= Task objective =
Omit the images, then output each of the records below exactly.

= Records provided =
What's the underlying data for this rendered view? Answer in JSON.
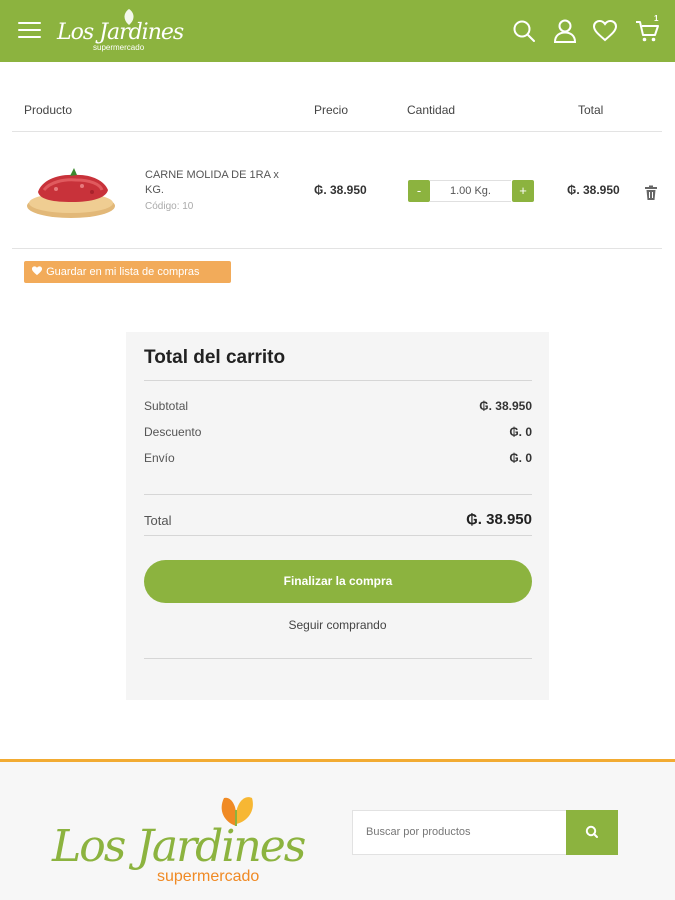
{
  "header": {
    "logo_name": "Los Jardines",
    "logo_sub": "supermercado",
    "cart_count": "1",
    "colors": {
      "brand_green": "#8cb33f",
      "accent_orange": "#f2ab5a"
    },
    "icons": [
      "menu-icon",
      "search-icon",
      "user-icon",
      "heart-icon",
      "cart-icon"
    ]
  },
  "table": {
    "columns": [
      "Producto",
      "Precio",
      "Cantidad",
      "Total"
    ]
  },
  "item": {
    "name": "CARNE MOLIDA DE 1RA x KG.",
    "code": "Código: 10",
    "price": "₲. 38.950",
    "quantity": "1.00  Kg.",
    "minus": "-",
    "plus": "+",
    "total": "₲. 38.950"
  },
  "save_list_label": "Guardar en mi lista de compras",
  "cart_totals": {
    "title": "Total del carrito",
    "rows": [
      {
        "label": "Subtotal",
        "value": "₲. 38.950"
      },
      {
        "label": "Descuento",
        "value": "₲. 0"
      },
      {
        "label": "Envío",
        "value": "₲. 0"
      }
    ],
    "total_label": "Total",
    "total_value": "₲. 38.950",
    "checkout_label": "Finalizar la compra",
    "continue_label": "Seguir comprando"
  },
  "footer": {
    "logo_name": "Los Jardines",
    "logo_sub": "supermercado",
    "search_placeholder": "Buscar por productos"
  }
}
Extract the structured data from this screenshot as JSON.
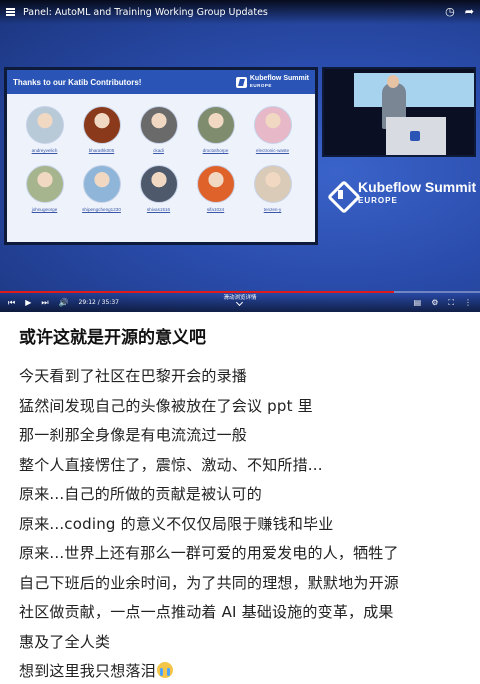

= Response for this exercise =
What's the underlying data for this rendered view? Answer in JSON.
{
  "header": {
    "logo_name": "Los Jardines",
    "logo_sub": "supermercado",
    "cart_count": "1",
    "colors": {
      "brand_green": "#8cb33f",
      "accent_orange": "#f2ab5a"
    },
    "icons": [
      "menu-icon",
      "search-icon",
      "user-icon",
      "heart-icon",
      "cart-icon"
    ]
  },
  "table": {
    "columns": [
      "Producto",
      "Precio",
      "Cantidad",
      "Total"
    ]
  },
  "item": {
    "name": "CARNE MOLIDA DE 1RA x KG.",
    "code": "Código: 10",
    "price": "₲. 38.950",
    "quantity": "1.00  Kg.",
    "minus": "-",
    "plus": "+",
    "total": "₲. 38.950"
  },
  "save_list_label": "Guardar en mi lista de compras",
  "cart_totals": {
    "title": "Total del carrito",
    "rows": [
      {
        "label": "Subtotal",
        "value": "₲. 38.950"
      },
      {
        "label": "Descuento",
        "value": "₲. 0"
      },
      {
        "label": "Envío",
        "value": "₲. 0"
      }
    ],
    "total_label": "Total",
    "total_value": "₲. 38.950",
    "checkout_label": "Finalizar la compra",
    "continue_label": "Seguir comprando"
  },
  "footer": {
    "logo_name": "Los Jardines",
    "logo_sub": "supermercado",
    "search_placeholder": "Buscar por productos"
  }
}
Extract the structured data from this screenshot as JSON.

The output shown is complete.